## Requirement
Every record that follows should be printed verbatim.

-*-*-

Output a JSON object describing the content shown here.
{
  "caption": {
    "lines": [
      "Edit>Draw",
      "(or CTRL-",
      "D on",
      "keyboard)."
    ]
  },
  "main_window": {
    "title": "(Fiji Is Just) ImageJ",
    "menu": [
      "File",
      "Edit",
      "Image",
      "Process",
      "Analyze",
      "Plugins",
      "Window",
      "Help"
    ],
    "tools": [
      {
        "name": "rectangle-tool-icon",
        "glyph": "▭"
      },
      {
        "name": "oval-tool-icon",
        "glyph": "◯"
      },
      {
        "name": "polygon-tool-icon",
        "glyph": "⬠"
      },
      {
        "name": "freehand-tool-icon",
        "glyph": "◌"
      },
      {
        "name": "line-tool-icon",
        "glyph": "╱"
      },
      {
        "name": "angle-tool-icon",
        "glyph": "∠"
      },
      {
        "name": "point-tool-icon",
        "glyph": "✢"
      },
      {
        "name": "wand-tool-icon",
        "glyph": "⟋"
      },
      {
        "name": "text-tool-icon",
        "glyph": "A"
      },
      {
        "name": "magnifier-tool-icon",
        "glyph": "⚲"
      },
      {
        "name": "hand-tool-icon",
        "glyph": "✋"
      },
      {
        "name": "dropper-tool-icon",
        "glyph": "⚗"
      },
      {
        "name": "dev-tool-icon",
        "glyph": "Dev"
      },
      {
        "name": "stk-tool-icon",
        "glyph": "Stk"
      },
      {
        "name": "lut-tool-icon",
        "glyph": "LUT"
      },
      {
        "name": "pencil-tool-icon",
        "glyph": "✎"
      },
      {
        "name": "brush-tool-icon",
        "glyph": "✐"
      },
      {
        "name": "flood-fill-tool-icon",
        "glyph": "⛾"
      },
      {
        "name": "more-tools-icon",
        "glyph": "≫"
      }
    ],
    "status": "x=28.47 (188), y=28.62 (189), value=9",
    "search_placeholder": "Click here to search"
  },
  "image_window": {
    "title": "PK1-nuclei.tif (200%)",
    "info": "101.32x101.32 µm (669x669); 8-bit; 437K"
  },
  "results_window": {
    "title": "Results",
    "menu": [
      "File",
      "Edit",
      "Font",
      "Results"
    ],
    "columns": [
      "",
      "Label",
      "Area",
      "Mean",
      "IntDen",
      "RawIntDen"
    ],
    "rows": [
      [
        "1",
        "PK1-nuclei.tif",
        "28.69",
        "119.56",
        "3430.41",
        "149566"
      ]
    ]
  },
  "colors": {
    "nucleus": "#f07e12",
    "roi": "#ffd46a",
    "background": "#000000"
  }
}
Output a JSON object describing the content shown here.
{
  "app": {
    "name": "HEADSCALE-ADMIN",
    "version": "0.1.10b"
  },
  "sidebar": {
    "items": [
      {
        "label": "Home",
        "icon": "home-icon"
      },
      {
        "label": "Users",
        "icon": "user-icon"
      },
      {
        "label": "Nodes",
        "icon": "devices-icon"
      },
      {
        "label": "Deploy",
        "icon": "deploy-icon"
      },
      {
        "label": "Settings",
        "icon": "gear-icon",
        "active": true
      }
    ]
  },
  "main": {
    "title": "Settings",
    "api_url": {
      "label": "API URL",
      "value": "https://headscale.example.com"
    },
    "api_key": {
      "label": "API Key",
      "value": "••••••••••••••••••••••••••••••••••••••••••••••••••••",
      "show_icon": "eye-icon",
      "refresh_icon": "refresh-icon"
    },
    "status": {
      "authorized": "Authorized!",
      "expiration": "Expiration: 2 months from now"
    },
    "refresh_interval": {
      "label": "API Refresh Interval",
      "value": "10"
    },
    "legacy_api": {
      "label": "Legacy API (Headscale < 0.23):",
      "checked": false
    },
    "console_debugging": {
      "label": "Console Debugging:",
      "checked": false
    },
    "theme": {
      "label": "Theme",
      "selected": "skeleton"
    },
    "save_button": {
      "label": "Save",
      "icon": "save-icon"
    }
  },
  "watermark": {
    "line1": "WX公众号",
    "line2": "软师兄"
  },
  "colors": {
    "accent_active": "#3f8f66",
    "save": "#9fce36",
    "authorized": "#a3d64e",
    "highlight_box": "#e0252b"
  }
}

-*-*-

## Result for this task
Output a JSON object describing the content shown here.
{
  "caption": {
    "lines": [
      "Edit>Draw",
      "(or CTRL-",
      "D on",
      "keyboard)."
    ]
  },
  "main_window": {
    "title": "(Fiji Is Just) ImageJ",
    "menu": [
      "File",
      "Edit",
      "Image",
      "Process",
      "Analyze",
      "Plugins",
      "Window",
      "Help"
    ],
    "tools": [
      {
        "name": "rectangle-tool-icon",
        "glyph": "▭"
      },
      {
        "name": "oval-tool-icon",
        "glyph": "◯"
      },
      {
        "name": "polygon-tool-icon",
        "glyph": "⬠"
      },
      {
        "name": "freehand-tool-icon",
        "glyph": "◌"
      },
      {
        "name": "line-tool-icon",
        "glyph": "╱"
      },
      {
        "name": "angle-tool-icon",
        "glyph": "∠"
      },
      {
        "name": "point-tool-icon",
        "glyph": "✢"
      },
      {
        "name": "wand-tool-icon",
        "glyph": "⟋"
      },
      {
        "name": "text-tool-icon",
        "glyph": "A"
      },
      {
        "name": "magnifier-tool-icon",
        "glyph": "⚲"
      },
      {
        "name": "hand-tool-icon",
        "glyph": "✋"
      },
      {
        "name": "dropper-tool-icon",
        "glyph": "⚗"
      },
      {
        "name": "dev-tool-icon",
        "glyph": "Dev"
      },
      {
        "name": "stk-tool-icon",
        "glyph": "Stk"
      },
      {
        "name": "lut-tool-icon",
        "glyph": "LUT"
      },
      {
        "name": "pencil-tool-icon",
        "glyph": "✎"
      },
      {
        "name": "brush-tool-icon",
        "glyph": "✐"
      },
      {
        "name": "flood-fill-tool-icon",
        "glyph": "⛾"
      },
      {
        "name": "more-tools-icon",
        "glyph": "≫"
      }
    ],
    "status": "x=28.47 (188), y=28.62 (189), value=9",
    "search_placeholder": "Click here to search"
  },
  "image_window": {
    "title": "PK1-nuclei.tif (200%)",
    "info": "101.32x101.32 µm (669x669); 8-bit; 437K"
  },
  "results_window": {
    "title": "Results",
    "menu": [
      "File",
      "Edit",
      "Font",
      "Results"
    ],
    "columns": [
      "",
      "Label",
      "Area",
      "Mean",
      "IntDen",
      "RawIntDen"
    ],
    "rows": [
      [
        "1",
        "PK1-nuclei.tif",
        "28.69",
        "119.56",
        "3430.41",
        "149566"
      ]
    ]
  },
  "colors": {
    "nucleus": "#f07e12",
    "roi": "#ffd46a",
    "background": "#000000"
  }
}
Output a JSON object describing the content shown here.
{
  "app": {
    "name": "HEADSCALE-ADMIN",
    "version": "0.1.10b"
  },
  "sidebar": {
    "items": [
      {
        "label": "Home",
        "icon": "home-icon"
      },
      {
        "label": "Users",
        "icon": "user-icon"
      },
      {
        "label": "Nodes",
        "icon": "devices-icon"
      },
      {
        "label": "Deploy",
        "icon": "deploy-icon"
      },
      {
        "label": "Settings",
        "icon": "gear-icon",
        "active": true
      }
    ]
  },
  "main": {
    "title": "Settings",
    "api_url": {
      "label": "API URL",
      "value": "https://headscale.example.com"
    },
    "api_key": {
      "label": "API Key",
      "value": "••••••••••••••••••••••••••••••••••••••••••••••••••••",
      "show_icon": "eye-icon",
      "refresh_icon": "refresh-icon"
    },
    "status": {
      "authorized": "Authorized!",
      "expiration": "Expiration: 2 months from now"
    },
    "refresh_interval": {
      "label": "API Refresh Interval",
      "value": "10"
    },
    "legacy_api": {
      "label": "Legacy API (Headscale < 0.23):",
      "checked": false
    },
    "console_debugging": {
      "label": "Console Debugging:",
      "checked": false
    },
    "theme": {
      "label": "Theme",
      "selected": "skeleton"
    },
    "save_button": {
      "label": "Save",
      "icon": "save-icon"
    }
  },
  "watermark": {
    "line1": "WX公众号",
    "line2": "软师兄"
  },
  "colors": {
    "accent_active": "#3f8f66",
    "save": "#9fce36",
    "authorized": "#a3d64e",
    "highlight_box": "#e0252b"
  }
}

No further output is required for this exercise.